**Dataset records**
════════════════════

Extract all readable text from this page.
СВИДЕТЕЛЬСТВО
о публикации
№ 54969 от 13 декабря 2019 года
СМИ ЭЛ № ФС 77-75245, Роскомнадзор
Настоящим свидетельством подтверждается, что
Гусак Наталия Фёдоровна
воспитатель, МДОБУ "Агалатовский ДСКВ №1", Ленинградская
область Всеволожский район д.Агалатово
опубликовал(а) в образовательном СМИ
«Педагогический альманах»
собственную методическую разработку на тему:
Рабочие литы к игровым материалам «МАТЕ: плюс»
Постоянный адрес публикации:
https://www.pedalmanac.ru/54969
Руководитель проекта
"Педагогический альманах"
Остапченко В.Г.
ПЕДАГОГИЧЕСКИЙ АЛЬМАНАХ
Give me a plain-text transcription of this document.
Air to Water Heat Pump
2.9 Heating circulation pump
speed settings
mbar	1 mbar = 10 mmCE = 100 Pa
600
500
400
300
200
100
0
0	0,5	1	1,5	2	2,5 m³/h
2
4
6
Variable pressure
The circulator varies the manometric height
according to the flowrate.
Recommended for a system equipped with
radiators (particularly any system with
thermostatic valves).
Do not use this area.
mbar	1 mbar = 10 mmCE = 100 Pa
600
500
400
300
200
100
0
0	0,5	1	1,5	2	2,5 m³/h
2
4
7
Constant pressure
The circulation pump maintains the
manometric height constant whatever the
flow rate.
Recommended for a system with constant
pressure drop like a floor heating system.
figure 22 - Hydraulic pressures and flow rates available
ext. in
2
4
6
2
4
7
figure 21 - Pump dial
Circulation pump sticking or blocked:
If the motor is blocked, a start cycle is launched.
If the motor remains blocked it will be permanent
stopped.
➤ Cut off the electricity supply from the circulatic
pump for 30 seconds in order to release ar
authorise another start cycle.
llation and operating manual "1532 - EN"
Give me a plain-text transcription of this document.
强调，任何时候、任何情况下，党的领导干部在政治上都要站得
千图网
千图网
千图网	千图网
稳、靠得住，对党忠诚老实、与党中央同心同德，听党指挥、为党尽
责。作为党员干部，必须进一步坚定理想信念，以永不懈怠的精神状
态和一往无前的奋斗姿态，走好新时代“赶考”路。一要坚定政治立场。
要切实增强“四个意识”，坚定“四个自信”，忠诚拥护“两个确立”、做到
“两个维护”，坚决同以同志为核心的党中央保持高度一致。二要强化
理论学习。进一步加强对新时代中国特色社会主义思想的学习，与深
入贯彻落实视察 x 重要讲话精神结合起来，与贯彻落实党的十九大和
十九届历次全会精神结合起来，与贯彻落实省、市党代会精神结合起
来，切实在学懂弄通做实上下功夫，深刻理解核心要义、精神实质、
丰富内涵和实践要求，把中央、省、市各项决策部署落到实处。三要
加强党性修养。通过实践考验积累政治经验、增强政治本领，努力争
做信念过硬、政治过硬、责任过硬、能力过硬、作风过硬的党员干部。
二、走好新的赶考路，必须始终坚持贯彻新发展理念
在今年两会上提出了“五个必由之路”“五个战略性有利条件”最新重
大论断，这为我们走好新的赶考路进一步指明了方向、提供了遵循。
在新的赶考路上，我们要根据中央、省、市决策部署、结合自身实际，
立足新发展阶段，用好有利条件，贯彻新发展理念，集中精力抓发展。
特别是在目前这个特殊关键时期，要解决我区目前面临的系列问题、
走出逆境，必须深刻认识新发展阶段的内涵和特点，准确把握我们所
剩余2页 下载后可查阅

════════════════════

**Your objective**
Output all of the data again. Match it exactly.

**Solution to the exercise**
Extract all readable text from this page.
СВИДЕТЕЛЬСТВО
о публикации
№ 54969 от 13 декабря 2019 года
СМИ ЭЛ № ФС 77-75245, Роскомнадзор
Настоящим свидетельством подтверждается, что
Гусак Наталия Фёдоровна
воспитатель, МДОБУ "Агалатовский ДСКВ №1", Ленинградская
область Всеволожский район д.Агалатово
опубликовал(а) в образовательном СМИ
«Педагогический альманах»
собственную методическую разработку на тему:
Рабочие литы к игровым материалам «МАТЕ: плюс»
Постоянный адрес публикации:
https://www.pedalmanac.ru/54969
Руководитель проекта
"Педагогический альманах"
Остапченко В.Г.
ПЕДАГОГИЧЕСКИЙ АЛЬМАНАХ
Give me a plain-text transcription of this document.
Air to Water Heat Pump
2.9 Heating circulation pump
speed settings
mbar	1 mbar = 10 mmCE = 100 Pa
600
500
400
300
200
100
0
0	0,5	1	1,5	2	2,5 m³/h
2
4
6
Variable pressure
The circulator varies the manometric height
according to the flowrate.
Recommended for a system equipped with
radiators (particularly any system with
thermostatic valves).
Do not use this area.
mbar	1 mbar = 10 mmCE = 100 Pa
600
500
400
300
200
100
0
0	0,5	1	1,5	2	2,5 m³/h
2
4
7
Constant pressure
The circulation pump maintains the
manometric height constant whatever the
flow rate.
Recommended for a system with constant
pressure drop like a floor heating system.
figure 22 - Hydraulic pressures and flow rates available
ext. in
2
4
6
2
4
7
figure 21 - Pump dial
Circulation pump sticking or blocked:
If the motor is blocked, a start cycle is launched.
If the motor remains blocked it will be permanent
stopped.
➤ Cut off the electricity supply from the circulatic
pump for 30 seconds in order to release ar
authorise another start cycle.
llation and operating manual "1532 - EN"
Give me a plain-text transcription of this document.
强调，任何时候、任何情况下，党的领导干部在政治上都要站得
千图网
千图网
千图网	千图网
稳、靠得住，对党忠诚老实、与党中央同心同德，听党指挥、为党尽
责。作为党员干部，必须进一步坚定理想信念，以永不懈怠的精神状
态和一往无前的奋斗姿态，走好新时代“赶考”路。一要坚定政治立场。
要切实增强“四个意识”，坚定“四个自信”，忠诚拥护“两个确立”、做到
“两个维护”，坚决同以同志为核心的党中央保持高度一致。二要强化
理论学习。进一步加强对新时代中国特色社会主义思想的学习，与深
入贯彻落实视察 x 重要讲话精神结合起来，与贯彻落实党的十九大和
十九届历次全会精神结合起来，与贯彻落实省、市党代会精神结合起
来，切实在学懂弄通做实上下功夫，深刻理解核心要义、精神实质、
丰富内涵和实践要求，把中央、省、市各项决策部署落到实处。三要
加强党性修养。通过实践考验积累政治经验、增强政治本领，努力争
做信念过硬、政治过硬、责任过硬、能力过硬、作风过硬的党员干部。
二、走好新的赶考路，必须始终坚持贯彻新发展理念
在今年两会上提出了“五个必由之路”“五个战略性有利条件”最新重
大论断，这为我们走好新的赶考路进一步指明了方向、提供了遵循。
在新的赶考路上，我们要根据中央、省、市决策部署、结合自身实际，
立足新发展阶段，用好有利条件，贯彻新发展理念，集中精力抓发展。
特别是在目前这个特殊关键时期，要解决我区目前面临的系列问题、
走出逆境，必须深刻认识新发展阶段的内涵和特点，准确把握我们所
剩余2页 下载后可查阅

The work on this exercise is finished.